Task description
Read the entries below and pull out each line with the string "jejich".

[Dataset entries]
┌────────

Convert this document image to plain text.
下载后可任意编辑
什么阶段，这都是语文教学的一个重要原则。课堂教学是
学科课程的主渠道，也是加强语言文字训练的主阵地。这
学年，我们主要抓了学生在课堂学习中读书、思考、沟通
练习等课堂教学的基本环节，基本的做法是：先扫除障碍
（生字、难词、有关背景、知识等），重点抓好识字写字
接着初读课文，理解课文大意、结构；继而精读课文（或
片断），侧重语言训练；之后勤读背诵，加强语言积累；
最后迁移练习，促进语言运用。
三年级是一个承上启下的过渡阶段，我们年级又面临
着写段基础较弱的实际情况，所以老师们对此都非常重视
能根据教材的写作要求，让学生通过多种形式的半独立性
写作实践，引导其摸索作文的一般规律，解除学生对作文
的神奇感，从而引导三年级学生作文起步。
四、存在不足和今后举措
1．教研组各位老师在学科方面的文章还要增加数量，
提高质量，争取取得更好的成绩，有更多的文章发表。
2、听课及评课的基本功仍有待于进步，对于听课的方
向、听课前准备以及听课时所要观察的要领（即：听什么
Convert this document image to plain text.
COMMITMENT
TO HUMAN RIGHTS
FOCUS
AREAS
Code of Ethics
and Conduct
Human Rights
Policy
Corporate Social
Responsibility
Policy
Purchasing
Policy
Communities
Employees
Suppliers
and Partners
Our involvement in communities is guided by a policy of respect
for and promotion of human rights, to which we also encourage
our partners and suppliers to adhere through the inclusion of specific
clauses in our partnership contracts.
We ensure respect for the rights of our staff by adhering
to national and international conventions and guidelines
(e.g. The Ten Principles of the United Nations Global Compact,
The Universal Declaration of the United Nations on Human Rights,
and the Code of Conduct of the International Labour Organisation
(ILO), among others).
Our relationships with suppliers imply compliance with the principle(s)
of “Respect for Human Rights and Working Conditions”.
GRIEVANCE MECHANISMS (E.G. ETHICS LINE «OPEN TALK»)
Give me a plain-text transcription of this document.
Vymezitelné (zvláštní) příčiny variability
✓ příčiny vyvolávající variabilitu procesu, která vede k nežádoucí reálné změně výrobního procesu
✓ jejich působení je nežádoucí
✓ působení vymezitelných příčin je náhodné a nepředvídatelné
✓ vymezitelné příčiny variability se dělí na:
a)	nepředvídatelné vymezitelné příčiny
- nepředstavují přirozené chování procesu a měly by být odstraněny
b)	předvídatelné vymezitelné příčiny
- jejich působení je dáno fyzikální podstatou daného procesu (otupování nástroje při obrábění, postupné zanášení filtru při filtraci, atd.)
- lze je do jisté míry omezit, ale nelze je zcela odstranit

└────────

Correct answer
✓ jejich působení je nežádoucí
- jejich působení je dáno fyzikální podstatou daného procesu (otupování nástroje při obrábění, postupné zanášení filtru při filtraci, atd.)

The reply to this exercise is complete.